[start GIVEN DATA]
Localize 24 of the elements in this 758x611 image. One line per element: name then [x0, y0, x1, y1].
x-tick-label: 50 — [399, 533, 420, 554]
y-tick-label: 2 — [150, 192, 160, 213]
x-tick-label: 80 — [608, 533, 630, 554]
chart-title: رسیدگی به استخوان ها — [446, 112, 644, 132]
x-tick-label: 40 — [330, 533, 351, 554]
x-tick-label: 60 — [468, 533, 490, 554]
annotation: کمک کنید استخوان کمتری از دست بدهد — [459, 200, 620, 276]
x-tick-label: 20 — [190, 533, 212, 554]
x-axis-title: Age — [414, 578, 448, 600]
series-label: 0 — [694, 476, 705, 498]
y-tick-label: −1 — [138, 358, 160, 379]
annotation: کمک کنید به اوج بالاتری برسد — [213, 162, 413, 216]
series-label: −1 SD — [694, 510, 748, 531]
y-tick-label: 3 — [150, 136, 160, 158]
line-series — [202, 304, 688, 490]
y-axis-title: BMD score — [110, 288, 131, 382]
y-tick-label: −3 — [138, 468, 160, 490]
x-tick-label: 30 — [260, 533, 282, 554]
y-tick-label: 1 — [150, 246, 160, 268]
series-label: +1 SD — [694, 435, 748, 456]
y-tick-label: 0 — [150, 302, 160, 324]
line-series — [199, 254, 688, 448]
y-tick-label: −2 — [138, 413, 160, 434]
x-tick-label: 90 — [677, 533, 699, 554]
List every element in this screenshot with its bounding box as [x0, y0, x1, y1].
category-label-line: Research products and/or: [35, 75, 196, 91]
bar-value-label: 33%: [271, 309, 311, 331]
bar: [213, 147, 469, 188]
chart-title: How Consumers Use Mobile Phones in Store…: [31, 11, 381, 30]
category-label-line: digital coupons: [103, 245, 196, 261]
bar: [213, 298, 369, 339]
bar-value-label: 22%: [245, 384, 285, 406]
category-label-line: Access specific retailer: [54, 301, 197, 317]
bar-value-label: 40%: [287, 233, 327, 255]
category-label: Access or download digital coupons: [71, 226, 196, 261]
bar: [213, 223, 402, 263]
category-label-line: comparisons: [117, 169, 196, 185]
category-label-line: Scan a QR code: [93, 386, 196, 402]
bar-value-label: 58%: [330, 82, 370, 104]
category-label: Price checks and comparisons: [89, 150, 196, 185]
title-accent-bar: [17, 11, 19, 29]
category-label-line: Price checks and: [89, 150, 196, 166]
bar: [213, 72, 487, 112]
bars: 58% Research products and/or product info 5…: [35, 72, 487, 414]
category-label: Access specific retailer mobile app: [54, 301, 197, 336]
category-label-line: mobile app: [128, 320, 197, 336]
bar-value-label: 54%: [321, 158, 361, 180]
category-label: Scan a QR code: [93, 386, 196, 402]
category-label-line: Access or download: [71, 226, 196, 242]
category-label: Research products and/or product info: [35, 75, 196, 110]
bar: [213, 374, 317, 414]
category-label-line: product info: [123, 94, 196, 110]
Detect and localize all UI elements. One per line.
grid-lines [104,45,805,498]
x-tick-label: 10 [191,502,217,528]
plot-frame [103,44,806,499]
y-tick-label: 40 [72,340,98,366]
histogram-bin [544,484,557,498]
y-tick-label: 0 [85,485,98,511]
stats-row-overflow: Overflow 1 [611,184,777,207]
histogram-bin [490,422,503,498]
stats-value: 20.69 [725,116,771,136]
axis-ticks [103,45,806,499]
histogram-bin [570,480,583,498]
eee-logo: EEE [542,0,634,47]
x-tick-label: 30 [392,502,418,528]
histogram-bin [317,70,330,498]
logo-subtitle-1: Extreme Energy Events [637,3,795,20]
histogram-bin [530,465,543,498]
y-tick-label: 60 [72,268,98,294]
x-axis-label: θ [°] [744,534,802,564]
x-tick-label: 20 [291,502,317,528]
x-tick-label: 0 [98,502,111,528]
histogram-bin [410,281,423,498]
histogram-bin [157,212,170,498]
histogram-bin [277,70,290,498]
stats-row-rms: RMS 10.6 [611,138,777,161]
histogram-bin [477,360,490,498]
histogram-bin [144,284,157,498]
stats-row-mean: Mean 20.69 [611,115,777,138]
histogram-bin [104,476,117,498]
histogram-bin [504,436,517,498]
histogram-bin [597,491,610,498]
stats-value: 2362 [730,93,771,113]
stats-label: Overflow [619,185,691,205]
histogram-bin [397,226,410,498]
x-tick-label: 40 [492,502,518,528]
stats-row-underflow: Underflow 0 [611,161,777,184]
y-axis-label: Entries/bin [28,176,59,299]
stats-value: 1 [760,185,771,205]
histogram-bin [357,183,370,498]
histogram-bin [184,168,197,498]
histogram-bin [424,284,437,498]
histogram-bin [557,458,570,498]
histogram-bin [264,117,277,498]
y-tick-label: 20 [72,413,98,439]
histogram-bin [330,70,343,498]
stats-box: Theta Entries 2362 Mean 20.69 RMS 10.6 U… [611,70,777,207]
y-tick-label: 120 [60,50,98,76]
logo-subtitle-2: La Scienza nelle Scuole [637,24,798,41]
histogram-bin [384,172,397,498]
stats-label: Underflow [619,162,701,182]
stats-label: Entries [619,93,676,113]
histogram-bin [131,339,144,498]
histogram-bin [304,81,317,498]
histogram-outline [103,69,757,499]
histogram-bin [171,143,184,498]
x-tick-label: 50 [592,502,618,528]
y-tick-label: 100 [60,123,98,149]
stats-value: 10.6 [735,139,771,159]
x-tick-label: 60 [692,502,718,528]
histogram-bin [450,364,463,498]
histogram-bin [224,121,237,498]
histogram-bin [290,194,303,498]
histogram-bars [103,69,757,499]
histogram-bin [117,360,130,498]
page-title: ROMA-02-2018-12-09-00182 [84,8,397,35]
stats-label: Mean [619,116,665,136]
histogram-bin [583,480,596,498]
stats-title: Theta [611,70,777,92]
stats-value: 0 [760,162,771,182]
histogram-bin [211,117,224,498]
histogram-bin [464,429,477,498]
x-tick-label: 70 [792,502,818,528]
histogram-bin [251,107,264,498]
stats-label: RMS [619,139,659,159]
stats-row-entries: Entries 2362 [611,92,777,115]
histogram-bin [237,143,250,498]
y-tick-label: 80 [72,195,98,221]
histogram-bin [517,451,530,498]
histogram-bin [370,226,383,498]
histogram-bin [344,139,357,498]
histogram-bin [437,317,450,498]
[end GIVEN DATA]
• **SHORT TASK**
Can you render the records from their first line through the line holding "x-tick-label: 60 — [468, 533, 490, 554]", inclusive, as a JSON list of strings, with one string per line and blank lines omitted?

• **RESPONSE TO THIS TASK**
[
  "Localize 24 of the elements in this 758x611 image. One line per element: name then [x0, y0, x1, y1].",
  "x-tick-label: 50 — [399, 533, 420, 554]",
  "y-tick-label: 2 — [150, 192, 160, 213]",
  "x-tick-label: 80 — [608, 533, 630, 554]",
  "chart-title: رسیدگی به استخوان ها — [446, 112, 644, 132]",
  "x-tick-label: 40 — [330, 533, 351, 554]",
  "x-tick-label: 60 — [468, 533, 490, 554]"
]